Aim: Transcribe every line exactly and omit anything that is a picture.

(Dataset entries)

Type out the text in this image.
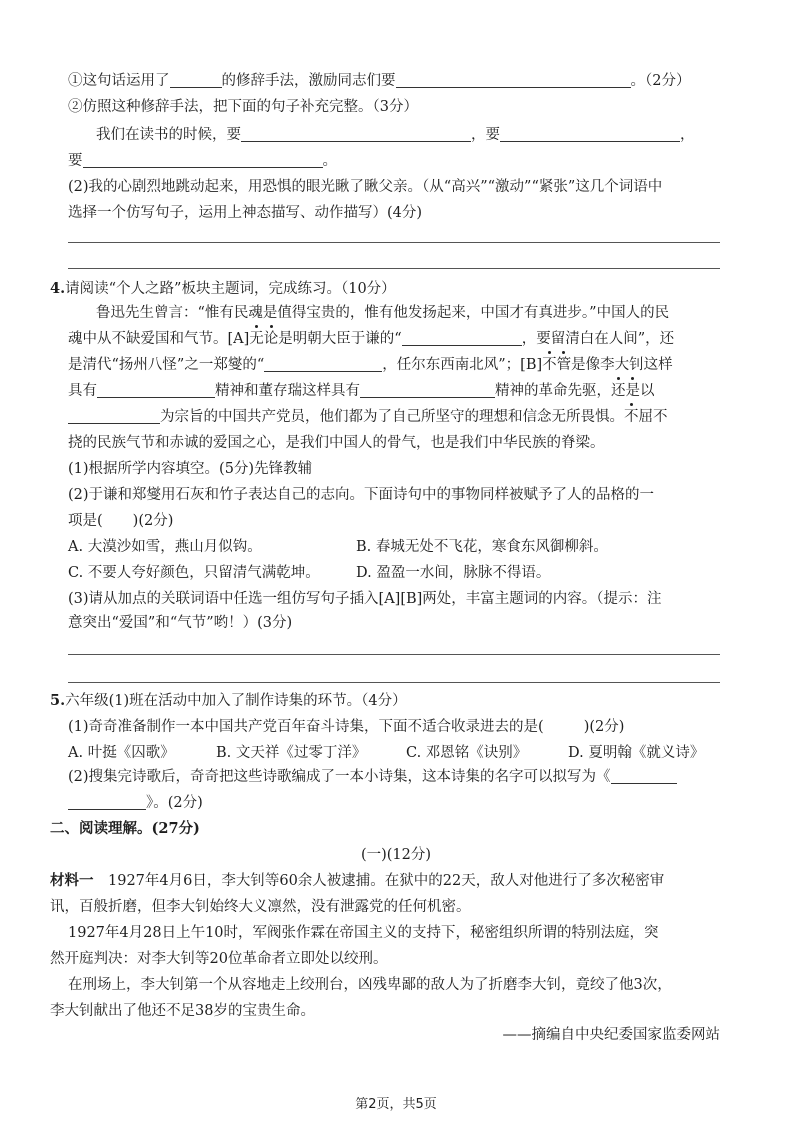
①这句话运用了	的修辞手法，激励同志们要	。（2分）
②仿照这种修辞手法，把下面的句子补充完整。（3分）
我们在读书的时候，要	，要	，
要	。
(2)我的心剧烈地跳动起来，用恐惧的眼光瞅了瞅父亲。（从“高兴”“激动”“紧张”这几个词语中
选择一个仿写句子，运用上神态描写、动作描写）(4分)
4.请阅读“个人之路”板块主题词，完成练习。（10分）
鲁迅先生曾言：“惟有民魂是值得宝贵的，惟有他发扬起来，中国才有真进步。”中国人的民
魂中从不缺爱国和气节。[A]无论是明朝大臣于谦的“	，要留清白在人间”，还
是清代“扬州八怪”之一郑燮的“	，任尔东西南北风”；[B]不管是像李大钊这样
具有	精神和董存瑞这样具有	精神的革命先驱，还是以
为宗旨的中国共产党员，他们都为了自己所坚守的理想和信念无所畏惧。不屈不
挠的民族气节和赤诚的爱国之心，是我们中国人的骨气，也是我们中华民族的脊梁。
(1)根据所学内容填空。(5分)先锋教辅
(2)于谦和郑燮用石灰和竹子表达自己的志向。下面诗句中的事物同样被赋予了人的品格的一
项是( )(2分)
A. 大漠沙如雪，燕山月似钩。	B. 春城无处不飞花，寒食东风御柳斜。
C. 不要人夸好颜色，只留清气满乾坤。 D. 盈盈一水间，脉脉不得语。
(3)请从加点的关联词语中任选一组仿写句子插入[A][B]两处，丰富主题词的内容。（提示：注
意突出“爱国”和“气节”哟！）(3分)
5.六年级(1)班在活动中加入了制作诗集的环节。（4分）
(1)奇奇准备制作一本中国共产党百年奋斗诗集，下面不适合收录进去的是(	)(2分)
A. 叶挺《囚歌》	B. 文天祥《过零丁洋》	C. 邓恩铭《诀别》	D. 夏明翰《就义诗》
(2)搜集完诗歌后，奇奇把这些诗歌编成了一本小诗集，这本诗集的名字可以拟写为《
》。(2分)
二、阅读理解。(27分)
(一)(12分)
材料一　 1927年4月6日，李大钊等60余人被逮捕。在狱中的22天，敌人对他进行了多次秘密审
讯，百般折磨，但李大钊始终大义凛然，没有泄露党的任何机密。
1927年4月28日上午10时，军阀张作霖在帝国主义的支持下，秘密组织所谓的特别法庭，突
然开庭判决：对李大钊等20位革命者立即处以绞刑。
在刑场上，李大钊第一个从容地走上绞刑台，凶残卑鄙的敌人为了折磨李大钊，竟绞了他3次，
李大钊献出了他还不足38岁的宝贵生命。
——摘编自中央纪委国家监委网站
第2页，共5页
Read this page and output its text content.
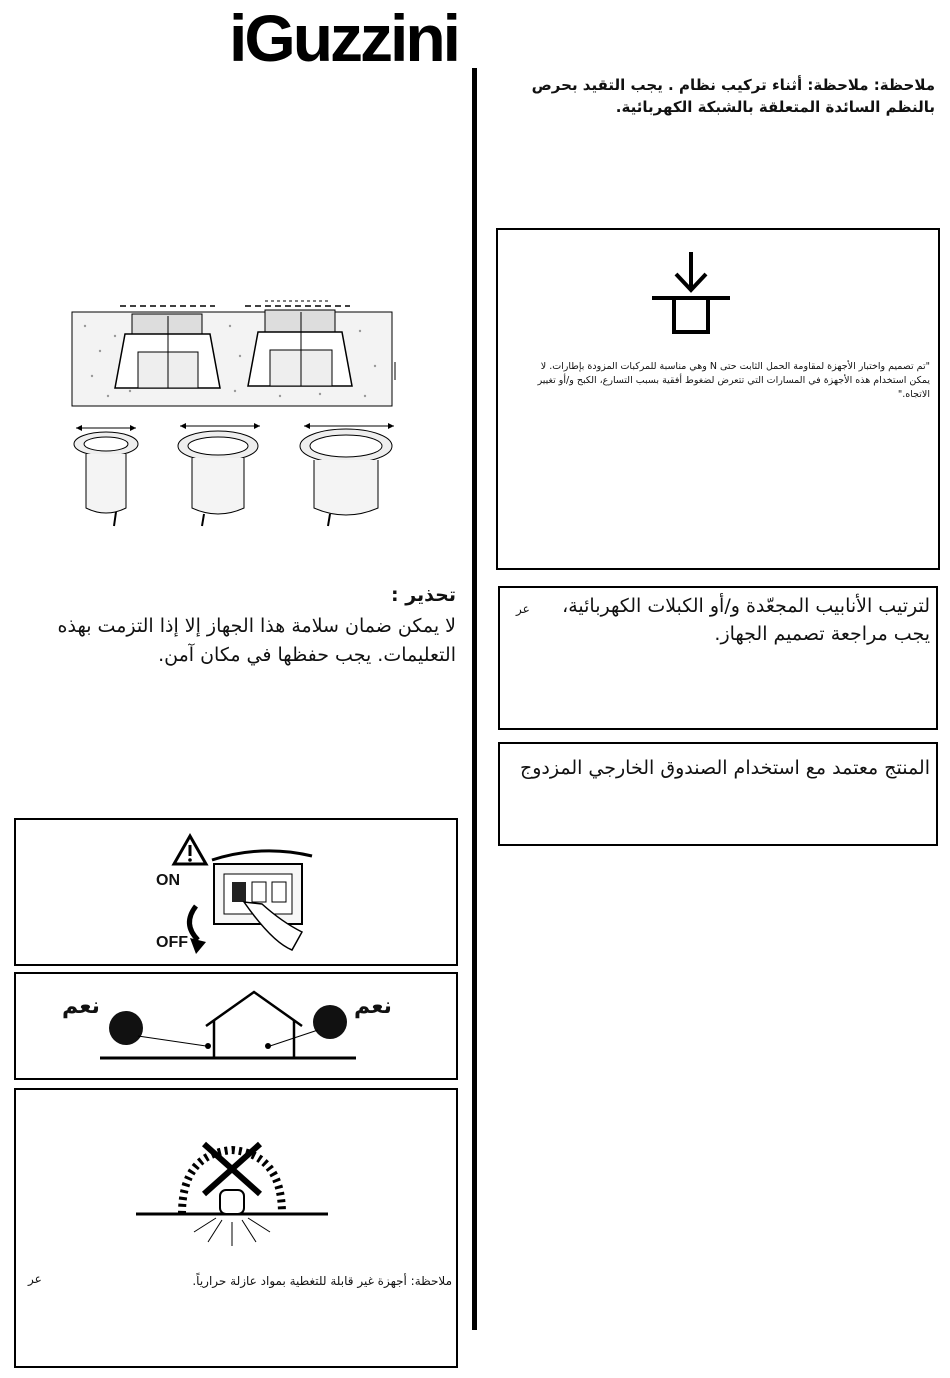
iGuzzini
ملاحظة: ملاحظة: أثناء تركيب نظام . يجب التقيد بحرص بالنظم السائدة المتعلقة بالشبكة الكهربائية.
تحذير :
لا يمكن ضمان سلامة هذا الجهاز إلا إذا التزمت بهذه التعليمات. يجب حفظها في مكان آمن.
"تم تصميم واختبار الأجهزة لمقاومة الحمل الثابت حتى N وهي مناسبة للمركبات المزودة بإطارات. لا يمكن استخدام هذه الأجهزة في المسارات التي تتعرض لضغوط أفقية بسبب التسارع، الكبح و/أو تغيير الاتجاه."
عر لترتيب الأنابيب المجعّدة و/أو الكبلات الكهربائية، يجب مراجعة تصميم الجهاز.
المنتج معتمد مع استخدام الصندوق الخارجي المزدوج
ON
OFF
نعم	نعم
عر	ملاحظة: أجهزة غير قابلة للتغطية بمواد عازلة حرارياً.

Answer for the task:
Type out the text in this image.
①这句话运用了	的修辞手法，激励同志们要	。（2分）
②仿照这种修辞手法，把下面的句子补充完整。（3分）
我们在读书的时候，要	，要	，
要	。
(2)我的心剧烈地跳动起来，用恐惧的眼光瞅了瞅父亲。（从“高兴”“激动”“紧张”这几个词语中
选择一个仿写句子，运用上神态描写、动作描写）(4分)
4.请阅读“个人之路”板块主题词，完成练习。（10分）
鲁迅先生曾言：“惟有民魂是值得宝贵的，惟有他发扬起来，中国才有真进步。”中国人的民
魂中从不缺爱国和气节。[A]无论是明朝大臣于谦的“	，要留清白在人间”，还
是清代“扬州八怪”之一郑燮的“	，任尔东西南北风”；[B]不管是像李大钊这样
具有	精神和董存瑞这样具有	精神的革命先驱，还是以
为宗旨的中国共产党员，他们都为了自己所坚守的理想和信念无所畏惧。不屈不
挠的民族气节和赤诚的爱国之心，是我们中国人的骨气，也是我们中华民族的脊梁。
(1)根据所学内容填空。(5分)先锋教辅
(2)于谦和郑燮用石灰和竹子表达自己的志向。下面诗句中的事物同样被赋予了人的品格的一
项是( )(2分)
A. 大漠沙如雪，燕山月似钩。	B. 春城无处不飞花，寒食东风御柳斜。
C. 不要人夸好颜色，只留清气满乾坤。 D. 盈盈一水间，脉脉不得语。
(3)请从加点的关联词语中任选一组仿写句子插入[A][B]两处，丰富主题词的内容。（提示：注
意突出“爱国”和“气节”哟！）(3分)
5.六年级(1)班在活动中加入了制作诗集的环节。（4分）
(1)奇奇准备制作一本中国共产党百年奋斗诗集，下面不适合收录进去的是(	)(2分)
A. 叶挺《囚歌》	B. 文天祥《过零丁洋》	C. 邓恩铭《诀别》	D. 夏明翰《就义诗》
(2)搜集完诗歌后，奇奇把这些诗歌编成了一本小诗集，这本诗集的名字可以拟写为《
》。(2分)
二、阅读理解。(27分)
(一)(12分)
材料一　 1927年4月6日，李大钊等60余人被逮捕。在狱中的22天，敌人对他进行了多次秘密审
讯，百般折磨，但李大钊始终大义凛然，没有泄露党的任何机密。
1927年4月28日上午10时，军阀张作霖在帝国主义的支持下，秘密组织所谓的特别法庭，突
然开庭判决：对李大钊等20位革命者立即处以绞刑。
在刑场上，李大钊第一个从容地走上绞刑台，凶残卑鄙的敌人为了折磨李大钊，竟绞了他3次，
李大钊献出了他还不足38岁的宝贵生命。
——摘编自中央纪委国家监委网站
第2页，共5页
Read this page and output its text content.
iGuzzini
ملاحظة: ملاحظة: أثناء تركيب نظام . يجب التقيد بحرص بالنظم السائدة المتعلقة بالشبكة الكهربائية.
تحذير :
لا يمكن ضمان سلامة هذا الجهاز إلا إذا التزمت بهذه التعليمات. يجب حفظها في مكان آمن.
"تم تصميم واختبار الأجهزة لمقاومة الحمل الثابت حتى N وهي مناسبة للمركبات المزودة بإطارات. لا يمكن استخدام هذه الأجهزة في المسارات التي تتعرض لضغوط أفقية بسبب التسارع، الكبح و/أو تغيير الاتجاه."
عر لترتيب الأنابيب المجعّدة و/أو الكبلات الكهربائية، يجب مراجعة تصميم الجهاز.
المنتج معتمد مع استخدام الصندوق الخارجي المزدوج
ON
OFF
نعم	نعم
عر	ملاحظة: أجهزة غير قابلة للتغطية بمواد عازلة حرارياً.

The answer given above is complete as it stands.